• [Record set]
▬▬▬▬▬▬▬▬▬▬

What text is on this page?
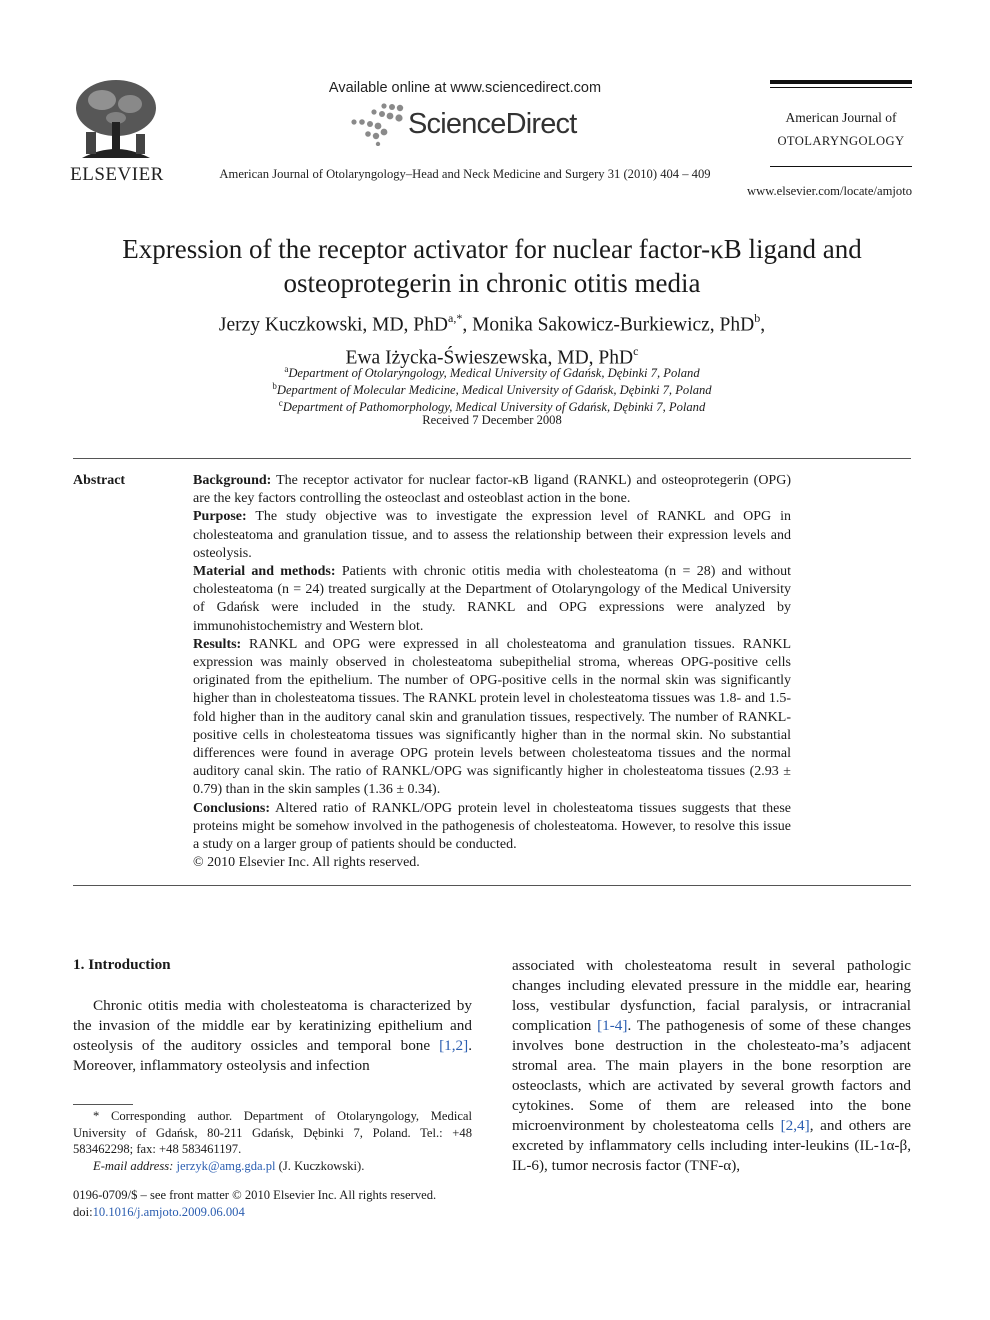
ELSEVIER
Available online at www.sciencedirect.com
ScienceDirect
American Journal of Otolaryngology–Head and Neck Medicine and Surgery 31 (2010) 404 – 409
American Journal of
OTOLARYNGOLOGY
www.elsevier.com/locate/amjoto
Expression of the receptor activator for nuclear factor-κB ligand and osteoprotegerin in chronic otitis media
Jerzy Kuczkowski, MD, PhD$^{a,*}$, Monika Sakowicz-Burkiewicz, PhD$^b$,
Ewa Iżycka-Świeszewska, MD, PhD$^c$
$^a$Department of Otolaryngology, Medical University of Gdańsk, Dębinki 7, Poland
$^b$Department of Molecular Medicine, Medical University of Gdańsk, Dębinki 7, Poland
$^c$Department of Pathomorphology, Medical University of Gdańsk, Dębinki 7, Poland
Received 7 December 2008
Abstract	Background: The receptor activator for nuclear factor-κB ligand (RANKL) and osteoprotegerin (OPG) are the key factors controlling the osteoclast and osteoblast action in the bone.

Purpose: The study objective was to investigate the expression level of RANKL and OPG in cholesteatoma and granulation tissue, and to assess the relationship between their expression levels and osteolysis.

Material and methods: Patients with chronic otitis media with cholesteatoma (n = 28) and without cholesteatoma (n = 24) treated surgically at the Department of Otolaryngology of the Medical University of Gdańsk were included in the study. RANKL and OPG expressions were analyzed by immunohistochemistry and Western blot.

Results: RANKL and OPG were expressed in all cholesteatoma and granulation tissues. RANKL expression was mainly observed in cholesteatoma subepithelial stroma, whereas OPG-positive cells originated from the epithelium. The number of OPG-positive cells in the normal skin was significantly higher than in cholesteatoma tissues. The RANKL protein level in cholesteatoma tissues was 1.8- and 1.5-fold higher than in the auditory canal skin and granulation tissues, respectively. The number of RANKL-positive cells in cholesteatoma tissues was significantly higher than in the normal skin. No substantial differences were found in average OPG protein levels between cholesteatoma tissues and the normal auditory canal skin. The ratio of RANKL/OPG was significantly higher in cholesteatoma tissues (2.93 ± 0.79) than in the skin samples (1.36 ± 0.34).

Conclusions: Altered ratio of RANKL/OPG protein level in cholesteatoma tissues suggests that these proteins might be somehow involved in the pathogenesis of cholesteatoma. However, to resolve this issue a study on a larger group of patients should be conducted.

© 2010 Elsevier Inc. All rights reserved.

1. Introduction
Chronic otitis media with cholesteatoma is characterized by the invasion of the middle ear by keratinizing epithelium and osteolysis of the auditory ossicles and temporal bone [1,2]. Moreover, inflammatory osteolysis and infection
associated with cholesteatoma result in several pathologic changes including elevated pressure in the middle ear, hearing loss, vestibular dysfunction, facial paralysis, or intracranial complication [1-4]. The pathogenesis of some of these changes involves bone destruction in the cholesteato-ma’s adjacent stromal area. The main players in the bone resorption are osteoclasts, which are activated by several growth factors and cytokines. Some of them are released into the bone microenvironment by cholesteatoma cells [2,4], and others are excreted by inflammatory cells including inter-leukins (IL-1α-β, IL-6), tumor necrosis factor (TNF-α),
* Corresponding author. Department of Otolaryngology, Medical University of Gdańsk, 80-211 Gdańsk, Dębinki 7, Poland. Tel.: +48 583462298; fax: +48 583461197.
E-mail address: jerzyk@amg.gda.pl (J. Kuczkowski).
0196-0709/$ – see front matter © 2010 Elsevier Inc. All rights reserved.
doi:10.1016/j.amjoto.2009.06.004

▬▬▬▬▬▬▬▬▬▬

• [Problem description]
Please copy out each line of the listing above that contains the string "cells".

• [Finished task]
Results: RANKL and OPG were expressed in all cholesteatoma and granulation tissues. RANKL expression was mainly observed in cholesteatoma subepithelial stroma, whereas OPG-positive cells originated from the epithelium. The number of OPG-positive cells in the normal skin was significantly higher than in cholesteatoma tissues. The RANKL protein level in cholesteatoma tissues was 1.8- and 1.5-fold higher than in the auditory canal skin and granulation tissues, respectively. The number of RANKL-positive cells in cholesteatoma tissues was significantly higher than in the normal skin. No substantial differences were found in average OPG protein levels between cholesteatoma tissues and the normal auditory canal skin. The ratio of RANKL/OPG was significantly higher in cholesteatoma tissues (2.93 ± 0.79) than in the skin samples (1.36 ± 0.34).
associated with cholesteatoma result in several pathologic changes including elevated pressure in the middle ear, hearing loss, vestibular dysfunction, facial paralysis, or intracranial complication [1-4]. The pathogenesis of some of these changes involves bone destruction in the cholesteato-ma’s adjacent stromal area. The main players in the bone resorption are osteoclasts, which are activated by several growth factors and cytokines. Some of them are released into the bone microenvironment by cholesteatoma cells [2,4], and others are excreted by inflammatory cells including inter-leukins (IL-1α-β, IL-6), tumor necrosis factor (TNF-α),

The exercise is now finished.